• [Material for this exercise]:
+ + + + + + +

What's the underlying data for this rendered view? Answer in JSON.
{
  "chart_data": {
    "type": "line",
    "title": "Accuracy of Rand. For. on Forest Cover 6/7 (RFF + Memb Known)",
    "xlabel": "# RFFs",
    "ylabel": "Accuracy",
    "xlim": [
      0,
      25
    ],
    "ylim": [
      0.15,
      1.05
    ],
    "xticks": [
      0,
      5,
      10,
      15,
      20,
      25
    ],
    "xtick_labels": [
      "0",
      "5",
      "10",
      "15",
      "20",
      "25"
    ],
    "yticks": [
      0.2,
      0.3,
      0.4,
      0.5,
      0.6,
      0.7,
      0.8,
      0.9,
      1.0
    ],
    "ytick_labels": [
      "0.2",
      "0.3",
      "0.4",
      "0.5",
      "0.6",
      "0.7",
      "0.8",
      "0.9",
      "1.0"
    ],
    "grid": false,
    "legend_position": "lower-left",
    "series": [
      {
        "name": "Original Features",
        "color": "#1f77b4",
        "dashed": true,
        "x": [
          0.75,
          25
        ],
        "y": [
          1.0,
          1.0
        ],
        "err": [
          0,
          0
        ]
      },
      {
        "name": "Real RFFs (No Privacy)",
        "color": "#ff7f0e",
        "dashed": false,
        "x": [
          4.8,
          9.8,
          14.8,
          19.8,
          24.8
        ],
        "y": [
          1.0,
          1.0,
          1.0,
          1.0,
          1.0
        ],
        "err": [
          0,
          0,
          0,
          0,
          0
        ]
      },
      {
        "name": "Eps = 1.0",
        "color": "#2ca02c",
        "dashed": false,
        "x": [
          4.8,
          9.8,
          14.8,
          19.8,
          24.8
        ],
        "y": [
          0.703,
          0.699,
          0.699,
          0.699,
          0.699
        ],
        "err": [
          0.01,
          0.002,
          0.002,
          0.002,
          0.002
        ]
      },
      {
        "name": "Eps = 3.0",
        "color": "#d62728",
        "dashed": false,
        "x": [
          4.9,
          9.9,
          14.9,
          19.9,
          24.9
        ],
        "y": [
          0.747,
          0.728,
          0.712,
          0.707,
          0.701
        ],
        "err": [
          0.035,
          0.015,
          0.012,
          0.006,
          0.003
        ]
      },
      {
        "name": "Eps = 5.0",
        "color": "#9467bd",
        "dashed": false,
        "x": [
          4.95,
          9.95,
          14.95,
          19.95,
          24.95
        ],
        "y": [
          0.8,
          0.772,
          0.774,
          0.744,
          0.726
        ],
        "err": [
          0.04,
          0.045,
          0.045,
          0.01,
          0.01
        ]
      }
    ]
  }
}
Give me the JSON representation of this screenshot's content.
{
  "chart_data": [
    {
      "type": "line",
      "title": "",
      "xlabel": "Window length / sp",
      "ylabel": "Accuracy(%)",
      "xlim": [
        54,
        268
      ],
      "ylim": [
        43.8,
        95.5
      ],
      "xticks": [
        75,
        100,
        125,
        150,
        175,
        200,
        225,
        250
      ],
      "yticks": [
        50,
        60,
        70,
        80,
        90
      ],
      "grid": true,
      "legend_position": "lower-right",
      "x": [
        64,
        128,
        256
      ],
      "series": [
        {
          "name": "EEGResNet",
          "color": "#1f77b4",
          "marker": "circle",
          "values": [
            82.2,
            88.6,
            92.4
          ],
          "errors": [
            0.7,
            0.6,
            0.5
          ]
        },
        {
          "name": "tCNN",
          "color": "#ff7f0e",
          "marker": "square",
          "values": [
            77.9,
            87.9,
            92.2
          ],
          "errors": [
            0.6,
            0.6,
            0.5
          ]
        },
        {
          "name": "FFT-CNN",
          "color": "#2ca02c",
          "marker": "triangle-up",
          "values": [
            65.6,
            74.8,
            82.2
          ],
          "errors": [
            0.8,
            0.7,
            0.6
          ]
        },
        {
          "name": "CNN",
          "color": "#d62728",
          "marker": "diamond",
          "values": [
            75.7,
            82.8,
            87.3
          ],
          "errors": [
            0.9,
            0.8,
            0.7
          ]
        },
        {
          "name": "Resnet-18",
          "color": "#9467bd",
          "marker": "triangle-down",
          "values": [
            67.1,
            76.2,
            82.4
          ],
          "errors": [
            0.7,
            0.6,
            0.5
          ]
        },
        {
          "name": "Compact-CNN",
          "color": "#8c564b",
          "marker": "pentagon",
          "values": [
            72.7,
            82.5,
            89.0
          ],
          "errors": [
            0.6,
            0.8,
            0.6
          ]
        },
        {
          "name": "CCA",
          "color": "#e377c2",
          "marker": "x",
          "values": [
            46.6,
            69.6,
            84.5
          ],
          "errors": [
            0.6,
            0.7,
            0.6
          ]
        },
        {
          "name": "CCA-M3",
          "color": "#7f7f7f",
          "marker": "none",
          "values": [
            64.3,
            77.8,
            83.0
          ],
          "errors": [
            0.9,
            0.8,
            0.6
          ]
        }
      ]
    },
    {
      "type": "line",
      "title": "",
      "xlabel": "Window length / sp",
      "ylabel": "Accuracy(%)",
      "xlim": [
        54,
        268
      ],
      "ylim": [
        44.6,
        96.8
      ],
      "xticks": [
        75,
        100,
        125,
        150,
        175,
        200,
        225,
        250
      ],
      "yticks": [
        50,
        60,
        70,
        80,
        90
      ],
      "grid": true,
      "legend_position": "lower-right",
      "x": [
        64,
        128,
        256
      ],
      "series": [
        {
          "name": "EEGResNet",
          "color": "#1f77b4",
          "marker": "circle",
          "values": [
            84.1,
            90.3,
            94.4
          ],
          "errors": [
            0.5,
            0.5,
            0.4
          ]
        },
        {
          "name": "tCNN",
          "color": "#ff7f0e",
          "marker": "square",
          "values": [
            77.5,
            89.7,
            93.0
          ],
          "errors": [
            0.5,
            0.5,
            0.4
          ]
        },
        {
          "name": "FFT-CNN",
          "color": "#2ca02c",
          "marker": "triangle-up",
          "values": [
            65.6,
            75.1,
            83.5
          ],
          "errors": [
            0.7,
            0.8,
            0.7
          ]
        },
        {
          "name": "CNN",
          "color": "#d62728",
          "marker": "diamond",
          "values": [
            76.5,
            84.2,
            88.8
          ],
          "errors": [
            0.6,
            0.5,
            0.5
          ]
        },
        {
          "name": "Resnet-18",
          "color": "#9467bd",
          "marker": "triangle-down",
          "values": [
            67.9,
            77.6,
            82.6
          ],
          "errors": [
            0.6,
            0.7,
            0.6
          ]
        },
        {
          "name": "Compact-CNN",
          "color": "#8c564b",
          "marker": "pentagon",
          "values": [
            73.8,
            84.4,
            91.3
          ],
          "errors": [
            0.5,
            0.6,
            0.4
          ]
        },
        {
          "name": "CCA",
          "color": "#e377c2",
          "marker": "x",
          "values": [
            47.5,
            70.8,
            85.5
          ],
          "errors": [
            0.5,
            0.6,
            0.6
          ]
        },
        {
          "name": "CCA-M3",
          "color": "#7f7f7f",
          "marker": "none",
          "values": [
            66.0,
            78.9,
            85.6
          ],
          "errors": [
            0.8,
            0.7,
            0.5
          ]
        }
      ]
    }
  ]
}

+ + + + + + +

• [To be done]: Give only the number of lines in the material above that include the word "RFFs".

• [Response to this exercise]: 2